Article |
══════════════════════════════
# Who knows " NANOQ " , formerly named " GROENLAND ", german built stern trawler



## Pierre

*Who knows " NANOQ " , formerly named " GROENLAND ", german built stern trawler*

Hello,

I try to find photographs of the " NANOQ " 72 meters long ex shrimp stern trawler of Greenland, formerly called " GROENLAND " when she was built by german shipyard for a german fishing company in the 50's or 60's.

Thanks


Pierre


----------



## nicolina

Nanok was built by A/G Weser in 1960 as Grønland for Ludvig Jansen
of Bremerhaven.
Sold to Boulogne owners and re-named Le Wimereux
Sold to Greenland and re-named Nanok
Sold locally and renamed Frode Sørensen
Sold to Turkey late 80thies


----------



## hyde

*Nanoq Trawl*

She was broken up in 1999 as Polar Trawl. 

http://www.miramarshipindex.org.nz/ship/list?search_op=OR&IDNo=5136529

I was onboard her in 1984.
══════════════════════════════
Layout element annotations
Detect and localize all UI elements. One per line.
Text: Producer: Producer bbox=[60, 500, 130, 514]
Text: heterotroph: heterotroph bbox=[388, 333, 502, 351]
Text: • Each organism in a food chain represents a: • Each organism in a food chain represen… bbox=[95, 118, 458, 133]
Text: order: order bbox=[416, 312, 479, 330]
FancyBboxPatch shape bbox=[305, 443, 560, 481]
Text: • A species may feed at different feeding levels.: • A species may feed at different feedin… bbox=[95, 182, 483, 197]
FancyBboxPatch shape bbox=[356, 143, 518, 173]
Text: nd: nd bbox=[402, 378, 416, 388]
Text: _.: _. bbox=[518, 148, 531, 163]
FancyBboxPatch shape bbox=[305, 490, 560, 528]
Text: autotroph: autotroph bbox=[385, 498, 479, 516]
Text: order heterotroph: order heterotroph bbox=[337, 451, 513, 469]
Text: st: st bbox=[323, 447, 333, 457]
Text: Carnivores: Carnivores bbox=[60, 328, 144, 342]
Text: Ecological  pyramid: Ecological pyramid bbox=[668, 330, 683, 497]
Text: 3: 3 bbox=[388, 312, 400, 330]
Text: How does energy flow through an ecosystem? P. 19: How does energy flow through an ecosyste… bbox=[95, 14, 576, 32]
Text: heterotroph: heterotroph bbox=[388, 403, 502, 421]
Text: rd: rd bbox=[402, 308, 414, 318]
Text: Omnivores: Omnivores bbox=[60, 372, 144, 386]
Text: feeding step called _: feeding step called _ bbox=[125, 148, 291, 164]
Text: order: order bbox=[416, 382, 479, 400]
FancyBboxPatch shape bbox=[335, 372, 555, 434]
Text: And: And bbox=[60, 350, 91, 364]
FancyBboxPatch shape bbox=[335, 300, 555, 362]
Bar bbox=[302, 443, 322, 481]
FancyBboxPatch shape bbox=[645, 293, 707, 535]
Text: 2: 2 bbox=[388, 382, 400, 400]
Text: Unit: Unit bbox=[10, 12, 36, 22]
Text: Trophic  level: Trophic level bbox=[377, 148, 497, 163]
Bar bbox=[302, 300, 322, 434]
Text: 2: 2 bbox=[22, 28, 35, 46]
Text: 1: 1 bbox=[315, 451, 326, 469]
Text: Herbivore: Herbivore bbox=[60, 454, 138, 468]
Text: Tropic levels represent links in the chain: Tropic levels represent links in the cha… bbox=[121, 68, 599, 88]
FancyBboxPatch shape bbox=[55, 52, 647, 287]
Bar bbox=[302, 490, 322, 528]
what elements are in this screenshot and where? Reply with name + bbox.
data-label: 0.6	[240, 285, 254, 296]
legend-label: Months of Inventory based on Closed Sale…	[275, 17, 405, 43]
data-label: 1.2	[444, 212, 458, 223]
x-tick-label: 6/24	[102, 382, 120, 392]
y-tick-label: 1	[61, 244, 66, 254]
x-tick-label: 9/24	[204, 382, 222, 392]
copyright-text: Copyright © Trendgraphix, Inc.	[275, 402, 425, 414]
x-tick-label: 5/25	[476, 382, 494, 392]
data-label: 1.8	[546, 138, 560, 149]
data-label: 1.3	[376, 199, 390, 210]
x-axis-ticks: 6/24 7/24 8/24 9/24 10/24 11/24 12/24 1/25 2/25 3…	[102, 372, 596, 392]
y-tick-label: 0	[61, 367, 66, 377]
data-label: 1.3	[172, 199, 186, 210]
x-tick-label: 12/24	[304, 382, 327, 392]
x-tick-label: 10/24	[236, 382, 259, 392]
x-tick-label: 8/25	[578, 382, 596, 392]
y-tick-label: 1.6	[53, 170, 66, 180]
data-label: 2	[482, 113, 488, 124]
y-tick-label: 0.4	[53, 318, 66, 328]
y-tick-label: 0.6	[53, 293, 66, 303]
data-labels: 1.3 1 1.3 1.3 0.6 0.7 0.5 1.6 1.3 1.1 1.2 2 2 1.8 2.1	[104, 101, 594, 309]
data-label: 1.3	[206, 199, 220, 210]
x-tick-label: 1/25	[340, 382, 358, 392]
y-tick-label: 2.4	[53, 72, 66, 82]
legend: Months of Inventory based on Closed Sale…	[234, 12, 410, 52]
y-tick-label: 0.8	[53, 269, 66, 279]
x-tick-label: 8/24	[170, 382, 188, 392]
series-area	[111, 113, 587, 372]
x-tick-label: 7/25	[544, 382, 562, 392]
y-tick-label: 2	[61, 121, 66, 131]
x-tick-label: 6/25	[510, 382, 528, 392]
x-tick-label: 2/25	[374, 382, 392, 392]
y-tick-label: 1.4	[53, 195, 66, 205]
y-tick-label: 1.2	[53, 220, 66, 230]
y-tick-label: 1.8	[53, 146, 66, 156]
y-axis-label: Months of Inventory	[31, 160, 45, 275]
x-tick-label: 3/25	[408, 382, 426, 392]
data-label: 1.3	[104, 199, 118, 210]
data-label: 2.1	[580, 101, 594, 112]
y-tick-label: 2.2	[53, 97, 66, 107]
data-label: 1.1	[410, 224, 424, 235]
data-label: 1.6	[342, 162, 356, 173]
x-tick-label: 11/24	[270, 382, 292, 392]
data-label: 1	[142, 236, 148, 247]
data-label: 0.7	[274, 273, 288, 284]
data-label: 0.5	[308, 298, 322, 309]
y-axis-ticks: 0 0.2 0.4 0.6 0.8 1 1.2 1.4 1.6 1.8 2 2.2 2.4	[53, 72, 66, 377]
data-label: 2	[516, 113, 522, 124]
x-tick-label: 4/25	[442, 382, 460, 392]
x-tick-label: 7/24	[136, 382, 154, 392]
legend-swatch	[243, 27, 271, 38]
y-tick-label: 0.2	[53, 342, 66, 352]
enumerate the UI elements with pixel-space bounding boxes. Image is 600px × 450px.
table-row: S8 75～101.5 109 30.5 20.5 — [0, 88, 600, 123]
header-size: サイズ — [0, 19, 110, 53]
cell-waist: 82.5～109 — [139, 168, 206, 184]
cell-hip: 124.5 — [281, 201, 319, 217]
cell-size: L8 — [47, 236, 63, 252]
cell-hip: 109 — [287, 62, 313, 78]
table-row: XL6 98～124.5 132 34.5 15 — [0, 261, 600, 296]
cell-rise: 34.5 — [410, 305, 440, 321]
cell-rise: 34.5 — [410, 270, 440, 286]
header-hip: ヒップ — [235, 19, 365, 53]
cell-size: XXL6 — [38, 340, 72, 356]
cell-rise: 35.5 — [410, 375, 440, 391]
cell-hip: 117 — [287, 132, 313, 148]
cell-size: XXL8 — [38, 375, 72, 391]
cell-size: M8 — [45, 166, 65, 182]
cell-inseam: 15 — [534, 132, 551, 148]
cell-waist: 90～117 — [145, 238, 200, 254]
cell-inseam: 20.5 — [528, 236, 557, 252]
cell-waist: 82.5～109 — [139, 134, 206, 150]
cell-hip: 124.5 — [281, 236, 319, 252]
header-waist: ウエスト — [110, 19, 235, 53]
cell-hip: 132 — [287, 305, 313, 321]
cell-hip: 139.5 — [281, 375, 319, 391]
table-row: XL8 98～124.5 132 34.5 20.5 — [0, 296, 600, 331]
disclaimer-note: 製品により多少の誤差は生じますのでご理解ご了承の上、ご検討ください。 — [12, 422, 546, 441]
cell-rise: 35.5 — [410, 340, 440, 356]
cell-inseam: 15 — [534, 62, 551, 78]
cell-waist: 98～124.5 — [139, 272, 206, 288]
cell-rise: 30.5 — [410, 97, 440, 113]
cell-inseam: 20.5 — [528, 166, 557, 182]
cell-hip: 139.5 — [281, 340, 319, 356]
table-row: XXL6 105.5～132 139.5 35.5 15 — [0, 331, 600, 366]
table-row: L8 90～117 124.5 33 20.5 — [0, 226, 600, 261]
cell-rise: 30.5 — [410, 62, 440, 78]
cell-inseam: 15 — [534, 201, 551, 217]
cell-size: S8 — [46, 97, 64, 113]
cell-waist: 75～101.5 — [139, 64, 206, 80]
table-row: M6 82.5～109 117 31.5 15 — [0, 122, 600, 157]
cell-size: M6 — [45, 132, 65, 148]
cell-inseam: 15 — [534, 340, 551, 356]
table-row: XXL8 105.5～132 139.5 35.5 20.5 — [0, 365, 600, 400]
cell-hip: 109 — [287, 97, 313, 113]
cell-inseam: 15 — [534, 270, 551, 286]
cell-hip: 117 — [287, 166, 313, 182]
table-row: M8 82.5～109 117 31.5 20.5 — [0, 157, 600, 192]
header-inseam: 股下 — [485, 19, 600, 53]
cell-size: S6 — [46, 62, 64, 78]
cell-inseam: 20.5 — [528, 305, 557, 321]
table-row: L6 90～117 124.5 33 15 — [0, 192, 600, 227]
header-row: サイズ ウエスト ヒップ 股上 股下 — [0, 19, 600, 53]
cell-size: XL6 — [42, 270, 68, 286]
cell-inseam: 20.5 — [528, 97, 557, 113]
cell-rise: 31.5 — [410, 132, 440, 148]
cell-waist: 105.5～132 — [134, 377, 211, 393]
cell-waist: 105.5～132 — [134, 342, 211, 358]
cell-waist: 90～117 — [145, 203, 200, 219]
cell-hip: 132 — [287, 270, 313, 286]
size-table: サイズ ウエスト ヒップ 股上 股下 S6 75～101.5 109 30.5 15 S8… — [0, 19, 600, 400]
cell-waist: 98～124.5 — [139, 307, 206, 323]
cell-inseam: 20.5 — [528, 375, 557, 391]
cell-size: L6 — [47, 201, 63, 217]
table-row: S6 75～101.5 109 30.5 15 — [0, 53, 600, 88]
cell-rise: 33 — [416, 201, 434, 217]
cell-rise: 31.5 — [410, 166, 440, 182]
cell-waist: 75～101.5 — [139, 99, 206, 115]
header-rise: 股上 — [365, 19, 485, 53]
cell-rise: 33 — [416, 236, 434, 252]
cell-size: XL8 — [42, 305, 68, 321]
══════════════════════════════
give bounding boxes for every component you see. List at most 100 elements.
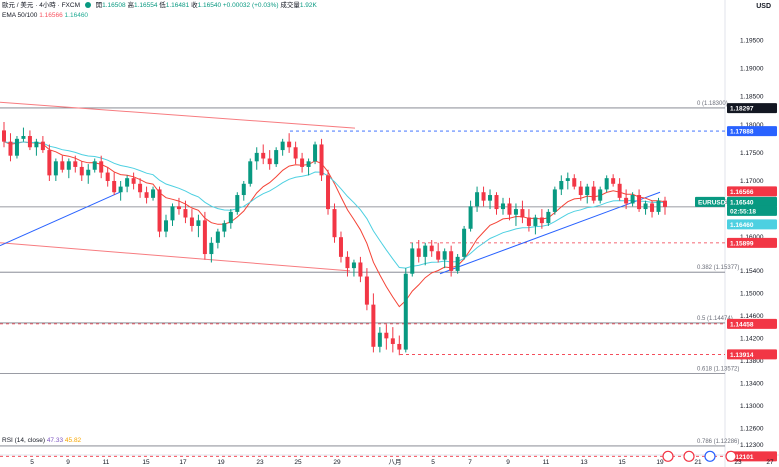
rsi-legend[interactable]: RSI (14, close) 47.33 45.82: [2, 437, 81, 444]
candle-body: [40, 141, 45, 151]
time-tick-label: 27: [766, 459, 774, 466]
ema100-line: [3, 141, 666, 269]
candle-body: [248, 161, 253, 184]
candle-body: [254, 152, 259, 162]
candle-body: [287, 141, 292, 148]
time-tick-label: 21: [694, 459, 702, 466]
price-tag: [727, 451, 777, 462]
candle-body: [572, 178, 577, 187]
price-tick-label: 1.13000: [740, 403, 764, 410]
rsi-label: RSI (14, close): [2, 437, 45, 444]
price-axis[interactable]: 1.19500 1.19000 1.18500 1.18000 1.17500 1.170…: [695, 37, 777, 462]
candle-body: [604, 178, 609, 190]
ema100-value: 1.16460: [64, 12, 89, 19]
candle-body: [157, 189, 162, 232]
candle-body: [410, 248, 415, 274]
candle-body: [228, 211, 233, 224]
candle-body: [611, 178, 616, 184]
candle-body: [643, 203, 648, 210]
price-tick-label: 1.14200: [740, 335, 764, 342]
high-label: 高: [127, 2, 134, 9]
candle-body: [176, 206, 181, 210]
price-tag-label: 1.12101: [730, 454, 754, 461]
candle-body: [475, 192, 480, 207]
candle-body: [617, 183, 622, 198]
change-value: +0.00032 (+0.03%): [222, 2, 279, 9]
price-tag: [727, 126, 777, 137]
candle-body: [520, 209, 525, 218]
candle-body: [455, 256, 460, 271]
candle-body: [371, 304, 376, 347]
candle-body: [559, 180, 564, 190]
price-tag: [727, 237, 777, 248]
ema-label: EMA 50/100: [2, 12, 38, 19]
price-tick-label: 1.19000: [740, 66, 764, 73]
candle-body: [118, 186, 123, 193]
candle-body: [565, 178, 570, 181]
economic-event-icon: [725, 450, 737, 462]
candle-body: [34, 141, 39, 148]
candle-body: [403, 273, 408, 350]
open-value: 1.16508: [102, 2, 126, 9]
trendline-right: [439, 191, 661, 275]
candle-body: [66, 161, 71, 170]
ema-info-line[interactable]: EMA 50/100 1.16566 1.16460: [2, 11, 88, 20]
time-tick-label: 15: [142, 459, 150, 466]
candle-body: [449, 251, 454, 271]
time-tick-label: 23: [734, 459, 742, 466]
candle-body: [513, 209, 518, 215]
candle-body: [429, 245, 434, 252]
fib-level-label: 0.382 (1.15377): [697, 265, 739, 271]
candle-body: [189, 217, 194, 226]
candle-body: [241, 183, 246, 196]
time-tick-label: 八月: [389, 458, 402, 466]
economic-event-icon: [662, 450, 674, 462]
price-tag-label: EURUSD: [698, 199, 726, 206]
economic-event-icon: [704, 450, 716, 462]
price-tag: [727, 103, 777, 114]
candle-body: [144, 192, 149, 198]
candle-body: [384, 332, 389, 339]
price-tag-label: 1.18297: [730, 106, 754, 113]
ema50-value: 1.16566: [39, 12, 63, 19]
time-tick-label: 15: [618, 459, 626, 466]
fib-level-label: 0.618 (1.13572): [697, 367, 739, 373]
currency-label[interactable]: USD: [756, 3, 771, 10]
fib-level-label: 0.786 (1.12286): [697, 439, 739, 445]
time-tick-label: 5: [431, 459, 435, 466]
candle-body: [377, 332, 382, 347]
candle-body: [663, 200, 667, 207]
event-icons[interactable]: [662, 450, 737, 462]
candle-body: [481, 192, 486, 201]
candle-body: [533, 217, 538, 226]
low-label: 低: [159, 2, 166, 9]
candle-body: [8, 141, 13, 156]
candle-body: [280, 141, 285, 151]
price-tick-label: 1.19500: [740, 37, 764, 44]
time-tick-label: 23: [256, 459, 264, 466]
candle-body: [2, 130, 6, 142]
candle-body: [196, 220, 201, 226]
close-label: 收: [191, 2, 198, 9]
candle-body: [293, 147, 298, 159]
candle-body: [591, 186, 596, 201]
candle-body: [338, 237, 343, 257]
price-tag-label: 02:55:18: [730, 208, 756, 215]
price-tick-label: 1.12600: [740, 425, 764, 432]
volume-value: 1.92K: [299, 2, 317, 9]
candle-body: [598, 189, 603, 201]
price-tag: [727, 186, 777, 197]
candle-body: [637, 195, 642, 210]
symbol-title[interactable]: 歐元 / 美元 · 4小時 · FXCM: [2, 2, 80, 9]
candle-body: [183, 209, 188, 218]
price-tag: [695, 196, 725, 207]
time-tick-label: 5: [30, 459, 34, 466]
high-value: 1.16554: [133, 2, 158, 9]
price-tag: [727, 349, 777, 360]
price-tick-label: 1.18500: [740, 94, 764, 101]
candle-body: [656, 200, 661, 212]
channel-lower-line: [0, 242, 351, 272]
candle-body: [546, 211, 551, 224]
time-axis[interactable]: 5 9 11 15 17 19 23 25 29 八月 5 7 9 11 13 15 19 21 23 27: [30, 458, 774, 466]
══════════════════════════════
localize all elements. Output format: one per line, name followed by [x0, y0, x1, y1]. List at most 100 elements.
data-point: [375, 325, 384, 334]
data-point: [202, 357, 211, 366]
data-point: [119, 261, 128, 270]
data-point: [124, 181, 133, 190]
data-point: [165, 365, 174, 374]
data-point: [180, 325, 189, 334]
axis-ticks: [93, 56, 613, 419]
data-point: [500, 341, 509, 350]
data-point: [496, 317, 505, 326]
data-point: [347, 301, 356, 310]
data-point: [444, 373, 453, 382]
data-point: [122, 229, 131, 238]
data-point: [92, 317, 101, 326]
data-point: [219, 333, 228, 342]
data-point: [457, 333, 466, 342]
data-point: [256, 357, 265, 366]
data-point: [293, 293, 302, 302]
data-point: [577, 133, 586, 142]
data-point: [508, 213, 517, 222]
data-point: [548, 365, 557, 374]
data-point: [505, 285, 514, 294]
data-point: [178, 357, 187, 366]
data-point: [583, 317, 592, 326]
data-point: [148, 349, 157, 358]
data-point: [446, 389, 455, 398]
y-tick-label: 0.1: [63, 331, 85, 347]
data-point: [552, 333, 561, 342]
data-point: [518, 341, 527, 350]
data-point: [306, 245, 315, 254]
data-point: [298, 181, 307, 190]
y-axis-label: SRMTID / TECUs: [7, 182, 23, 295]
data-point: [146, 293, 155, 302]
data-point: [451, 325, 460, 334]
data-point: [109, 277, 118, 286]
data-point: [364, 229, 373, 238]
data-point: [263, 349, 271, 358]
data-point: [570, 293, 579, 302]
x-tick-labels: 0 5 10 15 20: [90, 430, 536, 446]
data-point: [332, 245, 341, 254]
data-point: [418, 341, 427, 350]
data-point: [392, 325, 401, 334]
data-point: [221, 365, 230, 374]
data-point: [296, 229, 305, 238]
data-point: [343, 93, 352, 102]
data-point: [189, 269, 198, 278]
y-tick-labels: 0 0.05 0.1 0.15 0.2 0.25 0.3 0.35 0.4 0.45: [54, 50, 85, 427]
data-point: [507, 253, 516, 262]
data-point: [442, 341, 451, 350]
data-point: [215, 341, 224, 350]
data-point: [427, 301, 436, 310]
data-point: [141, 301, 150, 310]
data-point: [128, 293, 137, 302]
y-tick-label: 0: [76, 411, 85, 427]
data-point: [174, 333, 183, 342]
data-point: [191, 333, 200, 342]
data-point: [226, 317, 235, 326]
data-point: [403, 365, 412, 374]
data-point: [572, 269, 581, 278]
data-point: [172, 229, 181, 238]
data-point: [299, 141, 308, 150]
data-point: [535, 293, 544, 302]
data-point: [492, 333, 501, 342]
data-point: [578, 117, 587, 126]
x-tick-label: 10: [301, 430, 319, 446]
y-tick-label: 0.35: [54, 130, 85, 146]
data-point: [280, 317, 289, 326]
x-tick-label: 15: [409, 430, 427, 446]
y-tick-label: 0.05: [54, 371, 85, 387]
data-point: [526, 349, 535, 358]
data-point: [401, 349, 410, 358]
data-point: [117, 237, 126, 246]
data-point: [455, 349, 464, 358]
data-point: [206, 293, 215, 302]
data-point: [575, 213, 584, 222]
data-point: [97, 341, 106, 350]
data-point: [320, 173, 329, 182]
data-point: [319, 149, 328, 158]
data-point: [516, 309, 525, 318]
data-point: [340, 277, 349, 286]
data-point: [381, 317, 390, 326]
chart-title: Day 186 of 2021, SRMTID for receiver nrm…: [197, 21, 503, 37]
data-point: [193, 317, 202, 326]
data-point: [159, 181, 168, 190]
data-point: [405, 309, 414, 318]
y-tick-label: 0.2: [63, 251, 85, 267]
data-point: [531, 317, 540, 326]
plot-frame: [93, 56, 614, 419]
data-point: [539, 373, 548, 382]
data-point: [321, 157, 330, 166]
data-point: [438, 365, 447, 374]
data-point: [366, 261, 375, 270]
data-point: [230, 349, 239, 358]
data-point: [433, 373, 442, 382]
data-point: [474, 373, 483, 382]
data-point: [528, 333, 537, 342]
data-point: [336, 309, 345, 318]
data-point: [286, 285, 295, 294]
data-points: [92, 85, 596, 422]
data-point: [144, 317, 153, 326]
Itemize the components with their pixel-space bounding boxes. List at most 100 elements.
══════════════════════════════
Answer these questions about the forum thread on the German-built stern trawler, one answer per line:
1. Which shipyard built the vessel, and in what year?
2. What name did she get after being sold to Boulogne owners?
3. Under what name was she broken up, and in what year?

1. A/G Weser, in 1960.
2. Le Wimereux.
3. Polar Trawl, in 1999.